> _Stated goal_
Please copy all the lines that follow, word for word.

> _Dataset rows_
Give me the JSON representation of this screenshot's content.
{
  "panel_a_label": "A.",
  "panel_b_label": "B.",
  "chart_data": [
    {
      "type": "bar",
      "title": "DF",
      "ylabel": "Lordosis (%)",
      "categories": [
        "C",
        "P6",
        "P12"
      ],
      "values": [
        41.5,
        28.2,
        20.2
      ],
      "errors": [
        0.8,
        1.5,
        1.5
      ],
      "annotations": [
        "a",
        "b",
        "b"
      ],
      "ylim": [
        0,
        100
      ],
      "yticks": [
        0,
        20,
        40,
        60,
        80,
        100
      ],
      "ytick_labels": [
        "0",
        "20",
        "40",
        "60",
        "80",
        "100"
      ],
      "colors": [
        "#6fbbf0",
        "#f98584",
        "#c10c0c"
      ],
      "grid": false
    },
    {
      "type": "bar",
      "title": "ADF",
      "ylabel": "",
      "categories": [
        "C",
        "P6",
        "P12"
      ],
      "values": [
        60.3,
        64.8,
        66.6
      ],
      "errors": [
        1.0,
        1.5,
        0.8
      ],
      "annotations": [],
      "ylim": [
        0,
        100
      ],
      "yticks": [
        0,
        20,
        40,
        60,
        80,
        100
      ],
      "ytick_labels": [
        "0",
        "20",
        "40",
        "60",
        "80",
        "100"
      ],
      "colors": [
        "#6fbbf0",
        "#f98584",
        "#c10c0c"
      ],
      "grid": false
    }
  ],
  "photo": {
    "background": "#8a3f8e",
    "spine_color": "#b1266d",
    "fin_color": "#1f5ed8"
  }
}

> _Answer below_
Give me the JSON representation of this screenshot's content.
{
  "panel_a_label": "A.",
  "panel_b_label": "B.",
  "chart_data": [
    {
      "type": "bar",
      "title": "DF",
      "ylabel": "Lordosis (%)",
      "categories": [
        "C",
        "P6",
        "P12"
      ],
      "values": [
        41.5,
        28.2,
        20.2
      ],
      "errors": [
        0.8,
        1.5,
        1.5
      ],
      "annotations": [
        "a",
        "b",
        "b"
      ],
      "ylim": [
        0,
        100
      ],
      "yticks": [
        0,
        20,
        40,
        60,
        80,
        100
      ],
      "ytick_labels": [
        "0",
        "20",
        "40",
        "60",
        "80",
        "100"
      ],
      "colors": [
        "#6fbbf0",
        "#f98584",
        "#c10c0c"
      ],
      "grid": false
    },
    {
      "type": "bar",
      "title": "ADF",
      "ylabel": "",
      "categories": [
        "C",
        "P6",
        "P12"
      ],
      "values": [
        60.3,
        64.8,
        66.6
      ],
      "errors": [
        1.0,
        1.5,
        0.8
      ],
      "annotations": [],
      "ylim": [
        0,
        100
      ],
      "yticks": [
        0,
        20,
        40,
        60,
        80,
        100
      ],
      "ytick_labels": [
        "0",
        "20",
        "40",
        "60",
        "80",
        "100"
      ],
      "colors": [
        "#6fbbf0",
        "#f98584",
        "#c10c0c"
      ],
      "grid": false
    }
  ],
  "photo": {
    "background": "#8a3f8e",
    "spine_color": "#b1266d",
    "fin_color": "#1f5ed8"
  }
}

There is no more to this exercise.